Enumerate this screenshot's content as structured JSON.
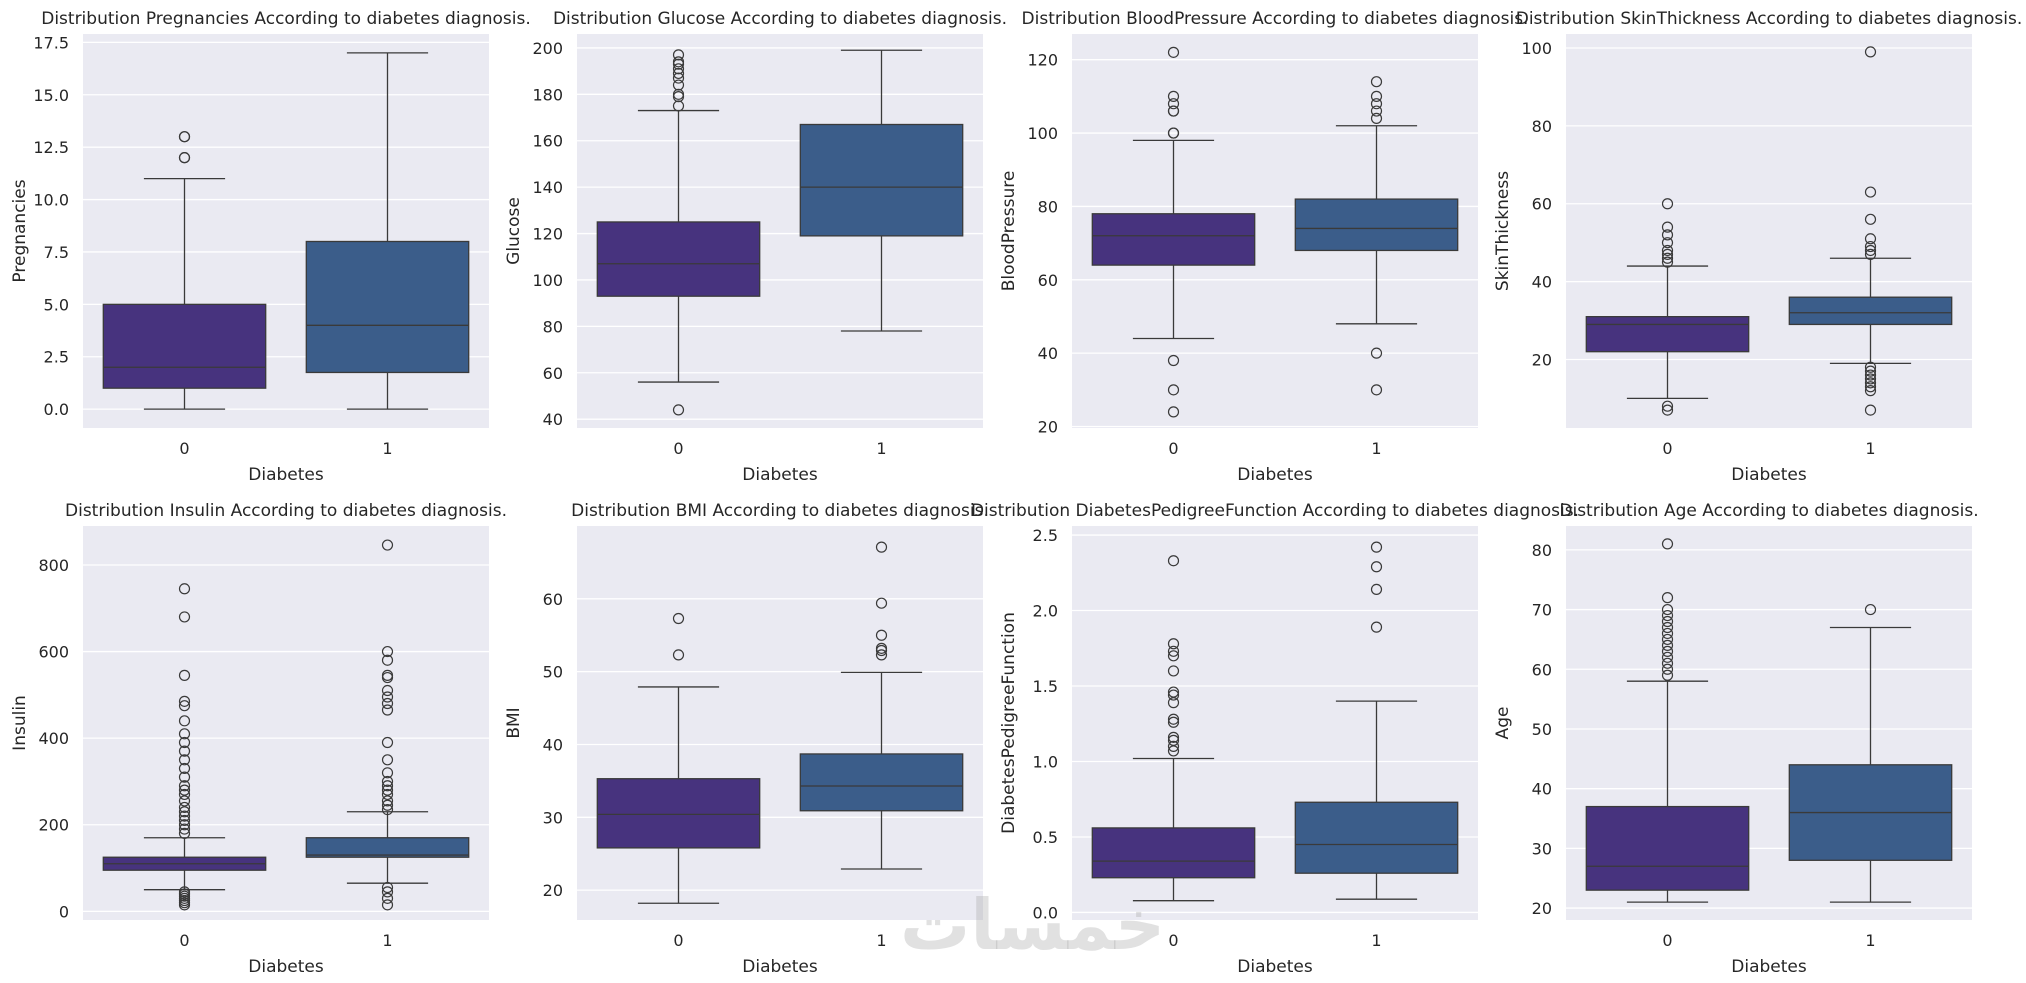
{
  "watermark_text": "خمسات",
  "colors": {
    "background": "#eaeaf2",
    "grid": "#ffffff",
    "group0": "#47337e",
    "group1": "#3b5d8a",
    "line": "#3a3a3a",
    "text": "#262626"
  },
  "chart_data": [
    {
      "type": "box",
      "title": "Distribution Pregnancies According to diabetes diagnosis.",
      "xlabel": "Diabetes",
      "ylabel": "Pregnancies",
      "categories": [
        "0",
        "1"
      ],
      "ylim": [
        -0.9,
        17.9
      ],
      "yticks": [
        0,
        2.5,
        5,
        7.5,
        10,
        12.5,
        15,
        17.5
      ],
      "ytick_labels": [
        "0.0",
        "2.5",
        "5.0",
        "7.5",
        "10.0",
        "12.5",
        "15.0",
        "17.5"
      ],
      "boxes": [
        {
          "whisker_low": 0,
          "q1": 1,
          "median": 2,
          "q3": 5,
          "whisker_high": 11,
          "outliers": [
            12,
            12,
            13,
            13
          ]
        },
        {
          "whisker_low": 0,
          "q1": 1.75,
          "median": 4,
          "q3": 8,
          "whisker_high": 17,
          "outliers": []
        }
      ]
    },
    {
      "type": "box",
      "title": "Distribution Glucose According to diabetes diagnosis.",
      "xlabel": "Diabetes",
      "ylabel": "Glucose",
      "categories": [
        "0",
        "1"
      ],
      "ylim": [
        36.2,
        206
      ],
      "yticks": [
        40,
        60,
        80,
        100,
        120,
        140,
        160,
        180,
        200
      ],
      "ytick_labels": [
        "40",
        "60",
        "80",
        "100",
        "120",
        "140",
        "160",
        "180",
        "200"
      ],
      "boxes": [
        {
          "whisker_low": 56,
          "q1": 93,
          "median": 107,
          "q3": 125,
          "whisker_high": 173,
          "outliers": [
            44,
            175,
            179,
            180,
            184,
            187,
            189,
            191,
            193,
            194,
            197
          ]
        },
        {
          "whisker_low": 78,
          "q1": 119,
          "median": 140,
          "q3": 167,
          "whisker_high": 199,
          "outliers": []
        }
      ]
    },
    {
      "type": "box",
      "title": "Distribution BloodPressure According to diabetes diagnosis.",
      "xlabel": "Diabetes",
      "ylabel": "BloodPressure",
      "categories": [
        "0",
        "1"
      ],
      "ylim": [
        19.6,
        127
      ],
      "yticks": [
        20,
        40,
        60,
        80,
        100,
        120
      ],
      "ytick_labels": [
        "20",
        "40",
        "60",
        "80",
        "100",
        "120"
      ],
      "boxes": [
        {
          "whisker_low": 44,
          "q1": 64,
          "median": 72,
          "q3": 78,
          "whisker_high": 98,
          "outliers": [
            24,
            30,
            38,
            100,
            100,
            106,
            106,
            108,
            110,
            122
          ]
        },
        {
          "whisker_low": 48,
          "q1": 68,
          "median": 74,
          "q3": 82,
          "whisker_high": 102,
          "outliers": [
            30,
            40,
            104,
            106,
            108,
            110,
            114
          ]
        }
      ]
    },
    {
      "type": "box",
      "title": "Distribution SkinThickness According to diabetes diagnosis.",
      "xlabel": "Diabetes",
      "ylabel": "SkinThickness",
      "categories": [
        "0",
        "1"
      ],
      "ylim": [
        2.4,
        103.6
      ],
      "yticks": [
        20,
        40,
        60,
        80,
        100
      ],
      "ytick_labels": [
        "20",
        "40",
        "60",
        "80",
        "100"
      ],
      "boxes": [
        {
          "whisker_low": 10,
          "q1": 22,
          "median": 29,
          "q3": 31,
          "whisker_high": 44,
          "outliers": [
            7,
            8,
            45,
            46,
            47,
            48,
            50,
            52,
            54,
            60
          ]
        },
        {
          "whisker_low": 19,
          "q1": 29,
          "median": 32,
          "q3": 36,
          "whisker_high": 46,
          "outliers": [
            7,
            12,
            13,
            14,
            15,
            16,
            17,
            18,
            47,
            48,
            49,
            51,
            56,
            63,
            99
          ]
        }
      ]
    },
    {
      "type": "box",
      "title": "Distribution Insulin According to diabetes diagnosis.",
      "xlabel": "Diabetes",
      "ylabel": "Insulin",
      "categories": [
        "0",
        "1"
      ],
      "ylim": [
        -20,
        890
      ],
      "yticks": [
        0,
        200,
        400,
        600,
        800
      ],
      "ytick_labels": [
        "0",
        "200",
        "400",
        "600",
        "800"
      ],
      "boxes": [
        {
          "whisker_low": 50,
          "q1": 95,
          "median": 110,
          "q3": 125,
          "whisker_high": 170,
          "outliers": [
            15,
            20,
            25,
            30,
            35,
            40,
            45,
            180,
            190,
            200,
            210,
            220,
            230,
            240,
            255,
            270,
            280,
            290,
            310,
            330,
            350,
            370,
            390,
            410,
            440,
            475,
            485,
            545,
            680,
            745
          ]
        },
        {
          "whisker_low": 65,
          "q1": 125,
          "median": 130,
          "q3": 170,
          "whisker_high": 230,
          "outliers": [
            15,
            30,
            45,
            55,
            235,
            245,
            255,
            270,
            280,
            290,
            300,
            320,
            350,
            390,
            465,
            480,
            495,
            510,
            540,
            545,
            580,
            600,
            846
          ]
        }
      ]
    },
    {
      "type": "box",
      "title": "Distribution BMI According to diabetes diagnosis.",
      "xlabel": "Diabetes",
      "ylabel": "BMI",
      "categories": [
        "0",
        "1"
      ],
      "ylim": [
        15.9,
        70
      ],
      "yticks": [
        20,
        30,
        40,
        50,
        60
      ],
      "ytick_labels": [
        "20",
        "30",
        "40",
        "50",
        "60"
      ],
      "boxes": [
        {
          "whisker_low": 18.2,
          "q1": 25.8,
          "median": 30.4,
          "q3": 35.3,
          "whisker_high": 47.9,
          "outliers": [
            52.3,
            57.3
          ]
        },
        {
          "whisker_low": 22.9,
          "q1": 30.9,
          "median": 34.3,
          "q3": 38.7,
          "whisker_high": 49.9,
          "outliers": [
            52.3,
            52.9,
            53.2,
            55.0,
            59.4,
            67.1
          ]
        }
      ]
    },
    {
      "type": "box",
      "title": "Distribution DiabetesPedigreeFunction According to diabetes diagnosis.",
      "xlabel": "Diabetes",
      "ylabel": "DiabetesPedigreeFunction",
      "categories": [
        "0",
        "1"
      ],
      "ylim": [
        -0.05,
        2.56
      ],
      "yticks": [
        0,
        0.5,
        1,
        1.5,
        2,
        2.5
      ],
      "ytick_labels": [
        "0.0",
        "0.5",
        "1.0",
        "1.5",
        "2.0",
        "2.5"
      ],
      "boxes": [
        {
          "whisker_low": 0.078,
          "q1": 0.23,
          "median": 0.34,
          "q3": 0.56,
          "whisker_high": 1.02,
          "outliers": [
            1.07,
            1.1,
            1.14,
            1.16,
            1.26,
            1.28,
            1.39,
            1.44,
            1.46,
            1.6,
            1.7,
            1.73,
            1.78,
            2.33
          ]
        },
        {
          "whisker_low": 0.088,
          "q1": 0.26,
          "median": 0.45,
          "q3": 0.73,
          "whisker_high": 1.4,
          "outliers": [
            1.89,
            2.14,
            2.29,
            2.42
          ]
        }
      ]
    },
    {
      "type": "box",
      "title": "Distribution Age According to diabetes diagnosis.",
      "xlabel": "Diabetes",
      "ylabel": "Age",
      "categories": [
        "0",
        "1"
      ],
      "ylim": [
        18,
        84
      ],
      "yticks": [
        20,
        30,
        40,
        50,
        60,
        70,
        80
      ],
      "ytick_labels": [
        "20",
        "30",
        "40",
        "50",
        "60",
        "70",
        "80"
      ],
      "boxes": [
        {
          "whisker_low": 21,
          "q1": 23,
          "median": 27,
          "q3": 37,
          "whisker_high": 58,
          "outliers": [
            59,
            60,
            61,
            62,
            63,
            64,
            65,
            66,
            67,
            68,
            69,
            70,
            72,
            81
          ]
        },
        {
          "whisker_low": 21,
          "q1": 28,
          "median": 36,
          "q3": 44,
          "whisker_high": 67,
          "outliers": [
            70
          ]
        }
      ]
    }
  ]
}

*-*-*

SHORT PROBLEM:
Collect every line above that contains the word "According".

OUTPUT OF THE TASK:
      "title": "Distribution Pregnancies According to diabetes diagnosis.",
      "title": "Distribution Glucose According to diabetes diagnosis.",
      "title": "Distribution BloodPressure According to diabetes diagnosis.",
      "title": "Distribution SkinThickness According to diabetes diagnosis.",
      "title": "Distribution Insulin According to diabetes diagnosis.",
      "title": "Distribution BMI According to diabetes diagnosis.",
      "title": "Distribution DiabetesPedigreeFunction According to diabetes diagnosis.",
      "title": "Distribution Age According to diabetes diagnosis.",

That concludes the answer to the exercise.